::: Dataset :::

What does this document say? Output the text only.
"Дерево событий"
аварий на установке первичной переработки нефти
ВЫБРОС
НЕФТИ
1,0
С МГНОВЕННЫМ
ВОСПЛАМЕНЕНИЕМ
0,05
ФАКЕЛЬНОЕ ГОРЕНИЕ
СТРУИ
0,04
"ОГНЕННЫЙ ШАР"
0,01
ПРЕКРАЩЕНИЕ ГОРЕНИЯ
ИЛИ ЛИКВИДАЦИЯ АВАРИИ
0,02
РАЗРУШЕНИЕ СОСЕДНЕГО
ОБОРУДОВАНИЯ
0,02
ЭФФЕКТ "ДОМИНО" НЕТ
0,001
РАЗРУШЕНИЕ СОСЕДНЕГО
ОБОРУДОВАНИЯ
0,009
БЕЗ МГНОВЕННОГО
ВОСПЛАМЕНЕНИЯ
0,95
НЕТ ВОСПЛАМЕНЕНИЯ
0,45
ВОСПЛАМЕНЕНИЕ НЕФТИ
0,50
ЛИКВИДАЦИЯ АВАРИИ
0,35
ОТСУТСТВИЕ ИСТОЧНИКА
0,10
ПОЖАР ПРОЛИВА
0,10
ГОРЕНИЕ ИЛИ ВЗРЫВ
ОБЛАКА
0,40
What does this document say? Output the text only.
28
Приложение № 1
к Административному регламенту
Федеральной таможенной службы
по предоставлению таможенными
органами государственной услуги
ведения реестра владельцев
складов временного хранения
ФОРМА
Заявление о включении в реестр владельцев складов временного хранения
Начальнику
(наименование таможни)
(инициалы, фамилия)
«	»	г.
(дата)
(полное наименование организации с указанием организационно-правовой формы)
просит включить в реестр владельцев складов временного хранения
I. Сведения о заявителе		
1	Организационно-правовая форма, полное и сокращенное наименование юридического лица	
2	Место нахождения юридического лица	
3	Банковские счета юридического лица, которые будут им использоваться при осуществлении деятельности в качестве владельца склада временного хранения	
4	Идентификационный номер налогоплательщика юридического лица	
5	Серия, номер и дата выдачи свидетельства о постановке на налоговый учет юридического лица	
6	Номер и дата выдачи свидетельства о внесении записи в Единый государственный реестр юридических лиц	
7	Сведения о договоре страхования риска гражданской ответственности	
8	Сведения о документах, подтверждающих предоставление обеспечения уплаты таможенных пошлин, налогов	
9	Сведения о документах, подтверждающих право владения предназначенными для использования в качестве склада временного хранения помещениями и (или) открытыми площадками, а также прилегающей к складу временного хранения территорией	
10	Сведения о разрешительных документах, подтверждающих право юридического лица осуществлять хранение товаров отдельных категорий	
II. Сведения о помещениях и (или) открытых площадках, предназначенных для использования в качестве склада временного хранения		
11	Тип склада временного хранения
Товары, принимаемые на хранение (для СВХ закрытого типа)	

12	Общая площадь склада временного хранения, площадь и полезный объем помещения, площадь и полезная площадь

:::

→ Required task
Take the lines above and print them exactly.

→ Answer for the task
What does this document say? Output the text only.
"Дерево событий"
аварий на установке первичной переработки нефти
ВЫБРОС
НЕФТИ
1,0
С МГНОВЕННЫМ
ВОСПЛАМЕНЕНИЕМ
0,05
ФАКЕЛЬНОЕ ГОРЕНИЕ
СТРУИ
0,04
"ОГНЕННЫЙ ШАР"
0,01
ПРЕКРАЩЕНИЕ ГОРЕНИЯ
ИЛИ ЛИКВИДАЦИЯ АВАРИИ
0,02
РАЗРУШЕНИЕ СОСЕДНЕГО
ОБОРУДОВАНИЯ
0,02
ЭФФЕКТ "ДОМИНО" НЕТ
0,001
РАЗРУШЕНИЕ СОСЕДНЕГО
ОБОРУДОВАНИЯ
0,009
БЕЗ МГНОВЕННОГО
ВОСПЛАМЕНЕНИЯ
0,95
НЕТ ВОСПЛАМЕНЕНИЯ
0,45
ВОСПЛАМЕНЕНИЕ НЕФТИ
0,50
ЛИКВИДАЦИЯ АВАРИИ
0,35
ОТСУТСТВИЕ ИСТОЧНИКА
0,10
ПОЖАР ПРОЛИВА
0,10
ГОРЕНИЕ ИЛИ ВЗРЫВ
ОБЛАКА
0,40
What does this document say? Output the text only.
28
Приложение № 1
к Административному регламенту
Федеральной таможенной службы
по предоставлению таможенными
органами государственной услуги
ведения реестра владельцев
складов временного хранения
ФОРМА
Заявление о включении в реестр владельцев складов временного хранения
Начальнику
(наименование таможни)
(инициалы, фамилия)
«	»	г.
(дата)
(полное наименование организации с указанием организационно-правовой формы)
просит включить в реестр владельцев складов временного хранения
I. Сведения о заявителе		
1	Организационно-правовая форма, полное и сокращенное наименование юридического лица	
2	Место нахождения юридического лица	
3	Банковские счета юридического лица, которые будут им использоваться при осуществлении деятельности в качестве владельца склада временного хранения	
4	Идентификационный номер налогоплательщика юридического лица	
5	Серия, номер и дата выдачи свидетельства о постановке на налоговый учет юридического лица	
6	Номер и дата выдачи свидетельства о внесении записи в Единый государственный реестр юридических лиц	
7	Сведения о договоре страхования риска гражданской ответственности	
8	Сведения о документах, подтверждающих предоставление обеспечения уплаты таможенных пошлин, налогов	
9	Сведения о документах, подтверждающих право владения предназначенными для использования в качестве склада временного хранения помещениями и (или) открытыми площадками, а также прилегающей к складу временного хранения территорией	
10	Сведения о разрешительных документах, подтверждающих право юридического лица осуществлять хранение товаров отдельных категорий	
II. Сведения о помещениях и (или) открытых площадках, предназначенных для использования в качестве склада временного хранения		
11	Тип склада временного хранения
Товары, принимаемые на хранение (для СВХ закрытого типа)	

12	Общая площадь склада временного хранения, площадь и полезный объем помещения, площадь и полезная площадь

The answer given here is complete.